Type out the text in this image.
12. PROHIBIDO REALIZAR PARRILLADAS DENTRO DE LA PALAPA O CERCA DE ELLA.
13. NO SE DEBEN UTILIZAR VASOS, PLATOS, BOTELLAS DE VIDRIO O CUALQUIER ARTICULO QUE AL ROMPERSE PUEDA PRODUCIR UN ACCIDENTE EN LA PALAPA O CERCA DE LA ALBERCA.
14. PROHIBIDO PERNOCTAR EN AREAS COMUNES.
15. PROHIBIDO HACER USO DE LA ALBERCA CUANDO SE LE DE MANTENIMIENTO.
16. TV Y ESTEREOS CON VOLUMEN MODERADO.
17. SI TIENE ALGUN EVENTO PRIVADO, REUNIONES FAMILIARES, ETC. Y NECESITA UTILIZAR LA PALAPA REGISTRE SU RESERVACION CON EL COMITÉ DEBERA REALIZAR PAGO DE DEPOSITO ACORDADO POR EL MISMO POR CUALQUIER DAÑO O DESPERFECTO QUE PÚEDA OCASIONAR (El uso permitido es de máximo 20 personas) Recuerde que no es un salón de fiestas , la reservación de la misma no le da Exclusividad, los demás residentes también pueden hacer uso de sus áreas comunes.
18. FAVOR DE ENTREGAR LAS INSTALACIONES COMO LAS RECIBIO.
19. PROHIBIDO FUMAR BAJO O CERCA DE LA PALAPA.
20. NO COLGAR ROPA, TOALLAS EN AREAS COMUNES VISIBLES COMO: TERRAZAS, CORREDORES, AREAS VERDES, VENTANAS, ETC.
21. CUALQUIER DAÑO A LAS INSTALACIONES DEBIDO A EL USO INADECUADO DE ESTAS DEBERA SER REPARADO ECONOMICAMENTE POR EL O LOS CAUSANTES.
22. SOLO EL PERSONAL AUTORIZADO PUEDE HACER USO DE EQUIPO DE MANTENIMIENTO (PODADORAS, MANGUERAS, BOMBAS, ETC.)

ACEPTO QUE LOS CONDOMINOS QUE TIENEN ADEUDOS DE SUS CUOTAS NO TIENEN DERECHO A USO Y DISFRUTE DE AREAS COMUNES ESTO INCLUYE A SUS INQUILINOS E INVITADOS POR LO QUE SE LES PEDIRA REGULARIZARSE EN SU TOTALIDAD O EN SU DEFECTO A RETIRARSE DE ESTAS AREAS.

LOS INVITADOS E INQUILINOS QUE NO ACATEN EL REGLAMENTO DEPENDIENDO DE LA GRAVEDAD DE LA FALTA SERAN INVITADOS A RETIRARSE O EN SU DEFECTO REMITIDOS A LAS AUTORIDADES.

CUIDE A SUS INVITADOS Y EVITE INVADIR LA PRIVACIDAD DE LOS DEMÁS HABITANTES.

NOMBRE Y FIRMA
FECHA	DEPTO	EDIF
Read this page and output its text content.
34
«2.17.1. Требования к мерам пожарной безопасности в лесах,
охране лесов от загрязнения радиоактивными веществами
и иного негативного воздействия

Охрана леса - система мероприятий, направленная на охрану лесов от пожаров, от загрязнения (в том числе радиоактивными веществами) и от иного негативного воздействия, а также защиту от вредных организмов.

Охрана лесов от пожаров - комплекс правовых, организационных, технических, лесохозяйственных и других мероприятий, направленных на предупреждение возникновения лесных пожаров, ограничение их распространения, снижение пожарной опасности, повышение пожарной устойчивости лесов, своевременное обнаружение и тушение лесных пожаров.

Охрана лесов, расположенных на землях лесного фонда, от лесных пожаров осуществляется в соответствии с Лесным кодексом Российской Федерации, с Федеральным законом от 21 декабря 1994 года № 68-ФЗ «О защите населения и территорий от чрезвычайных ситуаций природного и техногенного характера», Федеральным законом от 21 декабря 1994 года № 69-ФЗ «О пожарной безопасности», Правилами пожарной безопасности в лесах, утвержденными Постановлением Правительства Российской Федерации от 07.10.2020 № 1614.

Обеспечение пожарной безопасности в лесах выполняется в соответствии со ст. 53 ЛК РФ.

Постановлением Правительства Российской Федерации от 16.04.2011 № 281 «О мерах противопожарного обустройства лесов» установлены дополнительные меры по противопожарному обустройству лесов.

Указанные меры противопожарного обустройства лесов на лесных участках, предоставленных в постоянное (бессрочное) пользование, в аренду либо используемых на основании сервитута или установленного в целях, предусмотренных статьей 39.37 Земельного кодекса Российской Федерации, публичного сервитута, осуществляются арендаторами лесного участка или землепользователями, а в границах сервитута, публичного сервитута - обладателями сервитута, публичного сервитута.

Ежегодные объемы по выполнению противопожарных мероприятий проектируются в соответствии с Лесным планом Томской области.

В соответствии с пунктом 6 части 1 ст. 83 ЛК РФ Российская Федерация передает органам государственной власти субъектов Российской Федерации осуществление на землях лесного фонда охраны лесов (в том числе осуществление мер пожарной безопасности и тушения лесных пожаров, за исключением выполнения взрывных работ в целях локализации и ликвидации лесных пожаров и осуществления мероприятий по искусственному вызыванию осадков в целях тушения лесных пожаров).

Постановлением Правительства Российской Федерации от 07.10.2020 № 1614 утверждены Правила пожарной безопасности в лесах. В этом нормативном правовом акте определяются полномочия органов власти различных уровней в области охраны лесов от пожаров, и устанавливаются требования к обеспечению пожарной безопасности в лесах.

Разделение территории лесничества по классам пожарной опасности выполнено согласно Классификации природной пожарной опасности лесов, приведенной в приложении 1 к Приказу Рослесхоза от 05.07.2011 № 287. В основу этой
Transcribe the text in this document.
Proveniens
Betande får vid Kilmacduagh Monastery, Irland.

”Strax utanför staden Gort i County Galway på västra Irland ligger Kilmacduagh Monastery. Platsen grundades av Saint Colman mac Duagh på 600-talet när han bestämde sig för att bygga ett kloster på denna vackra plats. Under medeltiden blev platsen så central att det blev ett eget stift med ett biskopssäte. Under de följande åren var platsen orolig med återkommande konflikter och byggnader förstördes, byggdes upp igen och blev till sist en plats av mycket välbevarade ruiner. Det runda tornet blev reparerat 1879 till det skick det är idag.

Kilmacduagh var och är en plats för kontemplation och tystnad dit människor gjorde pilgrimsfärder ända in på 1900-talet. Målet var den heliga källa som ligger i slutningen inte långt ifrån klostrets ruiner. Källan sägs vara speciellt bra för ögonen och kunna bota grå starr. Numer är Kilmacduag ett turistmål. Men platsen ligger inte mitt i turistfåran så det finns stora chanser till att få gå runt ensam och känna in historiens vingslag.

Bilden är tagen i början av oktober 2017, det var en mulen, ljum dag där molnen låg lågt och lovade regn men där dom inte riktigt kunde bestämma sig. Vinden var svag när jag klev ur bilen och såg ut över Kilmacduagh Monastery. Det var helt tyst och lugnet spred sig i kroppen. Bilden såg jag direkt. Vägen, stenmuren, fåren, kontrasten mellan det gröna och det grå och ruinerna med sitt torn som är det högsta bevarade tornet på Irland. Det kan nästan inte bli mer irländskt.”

# # # #

• _To be done_:
Each line that holds the string "пожаров" counts once; give the total and nothing else.

• _Result for this task_:
5